--- begin ---

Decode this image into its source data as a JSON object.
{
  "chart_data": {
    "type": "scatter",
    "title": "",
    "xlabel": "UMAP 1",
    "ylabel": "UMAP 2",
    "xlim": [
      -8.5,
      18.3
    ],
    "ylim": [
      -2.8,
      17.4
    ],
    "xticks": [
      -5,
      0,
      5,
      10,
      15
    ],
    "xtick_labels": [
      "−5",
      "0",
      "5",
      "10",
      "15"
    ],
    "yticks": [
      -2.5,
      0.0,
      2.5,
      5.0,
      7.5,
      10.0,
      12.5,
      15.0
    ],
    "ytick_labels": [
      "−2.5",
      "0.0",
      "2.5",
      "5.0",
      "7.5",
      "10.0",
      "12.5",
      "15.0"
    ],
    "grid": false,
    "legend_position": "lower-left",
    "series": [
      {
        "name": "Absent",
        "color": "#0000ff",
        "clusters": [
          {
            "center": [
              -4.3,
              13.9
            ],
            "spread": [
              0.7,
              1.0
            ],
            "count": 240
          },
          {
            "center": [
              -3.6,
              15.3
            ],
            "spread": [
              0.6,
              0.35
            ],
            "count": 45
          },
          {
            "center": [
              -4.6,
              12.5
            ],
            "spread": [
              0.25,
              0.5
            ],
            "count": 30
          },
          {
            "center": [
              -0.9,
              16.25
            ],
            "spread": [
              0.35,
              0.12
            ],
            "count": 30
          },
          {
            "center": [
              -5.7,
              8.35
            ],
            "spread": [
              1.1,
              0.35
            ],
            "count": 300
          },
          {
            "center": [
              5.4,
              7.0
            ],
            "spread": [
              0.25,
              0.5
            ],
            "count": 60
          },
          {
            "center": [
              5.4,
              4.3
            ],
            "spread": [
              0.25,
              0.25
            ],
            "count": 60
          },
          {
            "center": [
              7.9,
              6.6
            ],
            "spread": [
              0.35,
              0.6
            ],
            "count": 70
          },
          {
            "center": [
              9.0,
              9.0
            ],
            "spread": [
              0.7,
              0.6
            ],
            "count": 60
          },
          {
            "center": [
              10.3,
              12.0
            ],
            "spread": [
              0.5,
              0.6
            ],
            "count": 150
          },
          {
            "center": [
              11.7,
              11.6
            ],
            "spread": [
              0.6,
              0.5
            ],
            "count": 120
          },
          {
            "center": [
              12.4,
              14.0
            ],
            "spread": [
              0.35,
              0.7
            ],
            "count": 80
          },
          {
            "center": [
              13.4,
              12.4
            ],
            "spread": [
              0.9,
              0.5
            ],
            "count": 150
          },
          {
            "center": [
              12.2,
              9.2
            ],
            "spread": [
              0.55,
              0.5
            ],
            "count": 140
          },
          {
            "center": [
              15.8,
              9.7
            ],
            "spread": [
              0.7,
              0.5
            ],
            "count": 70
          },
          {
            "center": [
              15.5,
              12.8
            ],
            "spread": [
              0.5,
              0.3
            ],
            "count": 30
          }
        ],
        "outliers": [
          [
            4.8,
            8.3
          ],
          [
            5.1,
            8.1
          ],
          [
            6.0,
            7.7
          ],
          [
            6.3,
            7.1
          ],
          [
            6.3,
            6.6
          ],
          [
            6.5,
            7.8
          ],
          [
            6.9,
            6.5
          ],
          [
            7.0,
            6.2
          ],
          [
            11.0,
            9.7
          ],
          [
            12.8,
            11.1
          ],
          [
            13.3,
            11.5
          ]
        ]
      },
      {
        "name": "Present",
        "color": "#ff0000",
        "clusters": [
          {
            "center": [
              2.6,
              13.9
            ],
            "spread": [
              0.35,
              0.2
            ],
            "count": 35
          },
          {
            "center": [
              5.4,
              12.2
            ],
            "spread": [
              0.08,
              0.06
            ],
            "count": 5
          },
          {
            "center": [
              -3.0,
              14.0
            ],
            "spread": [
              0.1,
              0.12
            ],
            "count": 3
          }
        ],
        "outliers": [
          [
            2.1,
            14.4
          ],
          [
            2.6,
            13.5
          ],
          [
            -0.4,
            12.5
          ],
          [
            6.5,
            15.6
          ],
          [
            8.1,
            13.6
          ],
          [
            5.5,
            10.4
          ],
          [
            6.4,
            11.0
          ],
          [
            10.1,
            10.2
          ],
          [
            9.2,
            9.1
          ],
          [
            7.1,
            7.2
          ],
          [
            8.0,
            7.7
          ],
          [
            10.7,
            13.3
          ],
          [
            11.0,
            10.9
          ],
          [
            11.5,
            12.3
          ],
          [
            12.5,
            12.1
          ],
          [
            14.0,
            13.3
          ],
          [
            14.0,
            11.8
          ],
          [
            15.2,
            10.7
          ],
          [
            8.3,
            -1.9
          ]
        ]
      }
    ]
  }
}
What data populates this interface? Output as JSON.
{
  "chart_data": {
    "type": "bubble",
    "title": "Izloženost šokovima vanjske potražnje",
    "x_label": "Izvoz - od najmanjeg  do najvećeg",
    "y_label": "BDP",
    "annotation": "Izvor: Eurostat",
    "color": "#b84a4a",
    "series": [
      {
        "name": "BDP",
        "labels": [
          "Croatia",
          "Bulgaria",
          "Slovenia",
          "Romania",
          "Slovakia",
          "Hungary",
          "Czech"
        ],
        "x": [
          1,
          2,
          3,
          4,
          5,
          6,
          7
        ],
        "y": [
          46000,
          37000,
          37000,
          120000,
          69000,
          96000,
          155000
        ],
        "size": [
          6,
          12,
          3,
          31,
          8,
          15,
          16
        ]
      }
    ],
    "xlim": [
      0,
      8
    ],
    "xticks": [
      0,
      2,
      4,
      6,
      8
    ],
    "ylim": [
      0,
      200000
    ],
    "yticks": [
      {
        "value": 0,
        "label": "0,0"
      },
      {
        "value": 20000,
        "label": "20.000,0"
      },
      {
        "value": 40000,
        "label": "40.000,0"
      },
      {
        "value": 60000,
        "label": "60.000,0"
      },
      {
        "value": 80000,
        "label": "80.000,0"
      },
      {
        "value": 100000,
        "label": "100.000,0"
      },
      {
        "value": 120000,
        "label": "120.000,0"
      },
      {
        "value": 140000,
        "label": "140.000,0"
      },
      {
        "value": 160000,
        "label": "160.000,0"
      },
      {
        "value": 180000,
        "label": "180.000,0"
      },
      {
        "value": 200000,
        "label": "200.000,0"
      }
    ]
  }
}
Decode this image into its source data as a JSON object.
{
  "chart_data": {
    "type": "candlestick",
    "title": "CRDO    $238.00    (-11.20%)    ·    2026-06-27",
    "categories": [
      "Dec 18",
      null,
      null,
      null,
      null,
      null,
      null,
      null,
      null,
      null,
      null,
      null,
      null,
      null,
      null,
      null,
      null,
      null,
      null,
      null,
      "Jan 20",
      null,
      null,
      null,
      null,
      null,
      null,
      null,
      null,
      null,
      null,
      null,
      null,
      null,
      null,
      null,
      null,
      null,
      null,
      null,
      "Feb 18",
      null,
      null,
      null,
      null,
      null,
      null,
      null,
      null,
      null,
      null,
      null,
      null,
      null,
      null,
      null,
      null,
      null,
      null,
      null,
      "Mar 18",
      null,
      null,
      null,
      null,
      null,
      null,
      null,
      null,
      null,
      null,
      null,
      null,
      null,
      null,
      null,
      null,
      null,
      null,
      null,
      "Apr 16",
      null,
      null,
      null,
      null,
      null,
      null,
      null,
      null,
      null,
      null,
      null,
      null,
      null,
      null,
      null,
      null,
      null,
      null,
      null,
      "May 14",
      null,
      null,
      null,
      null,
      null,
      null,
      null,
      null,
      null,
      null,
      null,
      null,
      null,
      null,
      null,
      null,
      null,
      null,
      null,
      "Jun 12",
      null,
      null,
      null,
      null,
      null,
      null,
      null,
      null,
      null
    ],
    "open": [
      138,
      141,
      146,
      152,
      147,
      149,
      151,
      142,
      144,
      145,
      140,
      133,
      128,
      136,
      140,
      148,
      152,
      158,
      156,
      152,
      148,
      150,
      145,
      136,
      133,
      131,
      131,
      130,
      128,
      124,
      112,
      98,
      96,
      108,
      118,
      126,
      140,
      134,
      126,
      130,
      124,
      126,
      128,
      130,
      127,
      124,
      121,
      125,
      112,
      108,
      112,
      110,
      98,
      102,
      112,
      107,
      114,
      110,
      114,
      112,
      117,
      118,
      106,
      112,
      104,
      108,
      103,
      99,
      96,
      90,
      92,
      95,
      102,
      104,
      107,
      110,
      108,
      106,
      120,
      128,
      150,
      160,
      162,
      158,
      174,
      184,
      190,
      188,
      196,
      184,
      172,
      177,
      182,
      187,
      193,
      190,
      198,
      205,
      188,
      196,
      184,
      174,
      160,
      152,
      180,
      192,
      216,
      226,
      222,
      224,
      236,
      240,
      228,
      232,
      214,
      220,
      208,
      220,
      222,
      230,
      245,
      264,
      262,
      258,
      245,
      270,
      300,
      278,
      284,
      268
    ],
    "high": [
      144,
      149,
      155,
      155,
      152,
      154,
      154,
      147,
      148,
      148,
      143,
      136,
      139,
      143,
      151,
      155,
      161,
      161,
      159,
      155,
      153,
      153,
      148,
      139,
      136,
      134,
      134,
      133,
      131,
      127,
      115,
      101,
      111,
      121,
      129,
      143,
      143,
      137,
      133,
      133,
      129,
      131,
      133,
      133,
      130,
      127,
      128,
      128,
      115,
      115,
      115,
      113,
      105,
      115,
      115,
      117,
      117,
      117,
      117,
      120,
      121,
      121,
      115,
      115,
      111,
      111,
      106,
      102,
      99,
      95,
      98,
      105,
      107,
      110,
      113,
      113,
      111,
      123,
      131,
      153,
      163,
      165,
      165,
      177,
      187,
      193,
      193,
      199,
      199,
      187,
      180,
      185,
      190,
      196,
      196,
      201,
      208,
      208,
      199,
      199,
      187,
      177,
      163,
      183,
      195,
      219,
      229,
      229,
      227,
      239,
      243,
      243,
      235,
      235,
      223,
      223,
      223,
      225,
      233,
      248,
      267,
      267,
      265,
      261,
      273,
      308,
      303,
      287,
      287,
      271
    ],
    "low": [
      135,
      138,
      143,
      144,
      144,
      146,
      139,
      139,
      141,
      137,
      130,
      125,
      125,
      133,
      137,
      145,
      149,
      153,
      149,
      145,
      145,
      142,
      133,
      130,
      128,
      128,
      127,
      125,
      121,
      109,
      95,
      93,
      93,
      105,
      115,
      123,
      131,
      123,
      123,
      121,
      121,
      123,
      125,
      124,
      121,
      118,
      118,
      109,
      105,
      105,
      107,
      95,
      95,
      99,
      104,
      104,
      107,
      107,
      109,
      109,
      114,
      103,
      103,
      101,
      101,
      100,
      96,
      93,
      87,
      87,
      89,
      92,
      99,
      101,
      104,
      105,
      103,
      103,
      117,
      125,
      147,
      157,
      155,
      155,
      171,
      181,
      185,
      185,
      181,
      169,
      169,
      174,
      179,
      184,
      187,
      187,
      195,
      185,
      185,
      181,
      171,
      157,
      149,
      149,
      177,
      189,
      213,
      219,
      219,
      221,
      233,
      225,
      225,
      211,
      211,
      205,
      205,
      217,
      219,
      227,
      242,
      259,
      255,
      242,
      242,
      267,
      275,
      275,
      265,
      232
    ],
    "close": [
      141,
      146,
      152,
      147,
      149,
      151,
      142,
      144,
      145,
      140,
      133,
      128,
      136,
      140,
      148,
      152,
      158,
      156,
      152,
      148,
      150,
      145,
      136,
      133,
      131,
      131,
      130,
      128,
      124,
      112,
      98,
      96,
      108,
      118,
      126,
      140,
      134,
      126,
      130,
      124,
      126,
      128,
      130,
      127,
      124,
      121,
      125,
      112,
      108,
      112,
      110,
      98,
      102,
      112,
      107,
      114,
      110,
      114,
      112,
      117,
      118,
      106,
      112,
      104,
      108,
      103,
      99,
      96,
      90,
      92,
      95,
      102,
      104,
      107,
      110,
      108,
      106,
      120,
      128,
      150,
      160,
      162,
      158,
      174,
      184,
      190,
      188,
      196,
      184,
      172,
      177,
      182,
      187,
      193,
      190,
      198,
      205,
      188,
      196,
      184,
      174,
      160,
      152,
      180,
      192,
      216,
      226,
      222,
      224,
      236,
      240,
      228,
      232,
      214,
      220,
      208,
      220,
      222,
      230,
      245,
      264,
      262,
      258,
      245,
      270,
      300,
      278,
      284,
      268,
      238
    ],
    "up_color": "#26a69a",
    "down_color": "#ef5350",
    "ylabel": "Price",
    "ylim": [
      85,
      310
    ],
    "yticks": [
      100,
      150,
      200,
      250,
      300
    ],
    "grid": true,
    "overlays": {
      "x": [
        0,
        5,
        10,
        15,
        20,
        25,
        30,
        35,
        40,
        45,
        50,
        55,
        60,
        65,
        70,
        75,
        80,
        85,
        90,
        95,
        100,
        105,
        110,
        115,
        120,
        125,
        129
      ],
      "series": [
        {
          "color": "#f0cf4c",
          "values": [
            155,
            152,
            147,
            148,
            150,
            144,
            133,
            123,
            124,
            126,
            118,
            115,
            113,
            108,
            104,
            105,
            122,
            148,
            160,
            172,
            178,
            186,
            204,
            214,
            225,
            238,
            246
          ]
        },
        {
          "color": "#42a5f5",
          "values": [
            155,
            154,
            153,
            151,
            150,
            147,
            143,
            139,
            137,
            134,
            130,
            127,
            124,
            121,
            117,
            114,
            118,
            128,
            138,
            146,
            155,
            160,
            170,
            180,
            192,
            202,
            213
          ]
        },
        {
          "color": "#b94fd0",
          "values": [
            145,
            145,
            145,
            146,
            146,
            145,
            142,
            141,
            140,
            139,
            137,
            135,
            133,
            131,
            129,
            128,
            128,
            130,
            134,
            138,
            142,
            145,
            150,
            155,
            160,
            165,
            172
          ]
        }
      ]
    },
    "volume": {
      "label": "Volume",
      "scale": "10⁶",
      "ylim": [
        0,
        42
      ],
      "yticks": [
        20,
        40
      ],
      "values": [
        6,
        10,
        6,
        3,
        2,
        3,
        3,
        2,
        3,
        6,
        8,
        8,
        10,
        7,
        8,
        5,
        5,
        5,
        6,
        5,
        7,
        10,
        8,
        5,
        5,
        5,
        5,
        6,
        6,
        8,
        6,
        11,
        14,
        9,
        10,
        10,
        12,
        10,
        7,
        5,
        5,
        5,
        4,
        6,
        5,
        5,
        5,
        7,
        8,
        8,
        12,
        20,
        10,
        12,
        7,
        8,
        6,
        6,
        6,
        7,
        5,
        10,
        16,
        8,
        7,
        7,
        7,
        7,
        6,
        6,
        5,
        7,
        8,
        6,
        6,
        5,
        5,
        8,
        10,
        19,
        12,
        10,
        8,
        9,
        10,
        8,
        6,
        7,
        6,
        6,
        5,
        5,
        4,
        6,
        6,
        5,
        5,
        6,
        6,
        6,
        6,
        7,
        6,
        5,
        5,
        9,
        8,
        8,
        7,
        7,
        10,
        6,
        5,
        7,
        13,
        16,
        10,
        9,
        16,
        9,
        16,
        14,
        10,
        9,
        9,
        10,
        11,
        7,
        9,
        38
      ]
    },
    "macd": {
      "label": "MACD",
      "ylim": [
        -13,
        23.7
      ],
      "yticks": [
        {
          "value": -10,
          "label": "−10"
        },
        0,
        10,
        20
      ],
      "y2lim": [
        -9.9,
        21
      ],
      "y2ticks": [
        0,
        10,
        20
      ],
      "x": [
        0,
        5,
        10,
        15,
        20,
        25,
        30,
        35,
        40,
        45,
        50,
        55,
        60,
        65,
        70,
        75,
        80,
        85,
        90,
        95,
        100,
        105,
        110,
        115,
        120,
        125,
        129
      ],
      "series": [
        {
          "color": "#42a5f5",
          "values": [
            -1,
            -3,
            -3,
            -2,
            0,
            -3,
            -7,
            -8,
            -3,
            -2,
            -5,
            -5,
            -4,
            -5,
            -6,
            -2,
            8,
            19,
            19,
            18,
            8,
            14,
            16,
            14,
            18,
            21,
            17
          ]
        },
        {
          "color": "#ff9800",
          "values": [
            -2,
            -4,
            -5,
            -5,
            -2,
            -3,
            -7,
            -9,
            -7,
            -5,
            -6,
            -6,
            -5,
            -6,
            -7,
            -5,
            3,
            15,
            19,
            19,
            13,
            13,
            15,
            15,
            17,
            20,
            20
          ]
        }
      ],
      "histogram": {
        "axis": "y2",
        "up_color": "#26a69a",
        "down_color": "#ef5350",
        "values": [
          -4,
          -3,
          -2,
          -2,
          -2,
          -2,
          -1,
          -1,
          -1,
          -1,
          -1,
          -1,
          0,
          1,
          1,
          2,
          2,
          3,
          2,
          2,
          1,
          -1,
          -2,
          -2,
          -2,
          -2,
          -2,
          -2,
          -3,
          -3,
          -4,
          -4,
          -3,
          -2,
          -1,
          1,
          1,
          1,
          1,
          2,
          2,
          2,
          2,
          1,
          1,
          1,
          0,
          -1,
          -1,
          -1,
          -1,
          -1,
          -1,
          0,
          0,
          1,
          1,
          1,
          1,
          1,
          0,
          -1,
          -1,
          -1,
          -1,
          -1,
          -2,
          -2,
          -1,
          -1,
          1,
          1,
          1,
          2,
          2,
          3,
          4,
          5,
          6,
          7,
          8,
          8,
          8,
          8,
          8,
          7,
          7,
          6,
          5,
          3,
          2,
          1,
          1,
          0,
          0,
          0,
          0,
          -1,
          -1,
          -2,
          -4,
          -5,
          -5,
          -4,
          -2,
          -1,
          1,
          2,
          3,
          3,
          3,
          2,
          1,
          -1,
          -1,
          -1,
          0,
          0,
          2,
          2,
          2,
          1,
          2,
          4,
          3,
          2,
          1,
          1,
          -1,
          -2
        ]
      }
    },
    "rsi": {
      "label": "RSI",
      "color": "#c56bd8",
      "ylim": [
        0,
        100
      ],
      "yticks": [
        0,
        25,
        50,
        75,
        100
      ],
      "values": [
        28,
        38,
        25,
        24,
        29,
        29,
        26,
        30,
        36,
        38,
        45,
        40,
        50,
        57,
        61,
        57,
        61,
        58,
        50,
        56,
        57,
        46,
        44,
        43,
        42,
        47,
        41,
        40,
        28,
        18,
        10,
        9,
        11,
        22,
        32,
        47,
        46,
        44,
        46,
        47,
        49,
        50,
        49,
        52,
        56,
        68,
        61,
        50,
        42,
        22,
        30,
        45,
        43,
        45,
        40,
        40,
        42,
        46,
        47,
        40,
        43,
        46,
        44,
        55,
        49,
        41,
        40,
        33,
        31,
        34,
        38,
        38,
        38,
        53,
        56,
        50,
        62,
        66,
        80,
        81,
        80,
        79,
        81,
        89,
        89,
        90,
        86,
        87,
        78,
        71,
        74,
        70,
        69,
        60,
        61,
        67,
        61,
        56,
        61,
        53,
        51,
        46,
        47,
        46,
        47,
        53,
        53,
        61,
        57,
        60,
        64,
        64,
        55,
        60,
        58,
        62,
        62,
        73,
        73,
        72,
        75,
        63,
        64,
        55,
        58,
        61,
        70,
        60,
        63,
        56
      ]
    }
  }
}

--- end ---

**What is being asked**.
Of the lines in this material, state how many hold the string "type". Write no other words.

**Correct response**.
3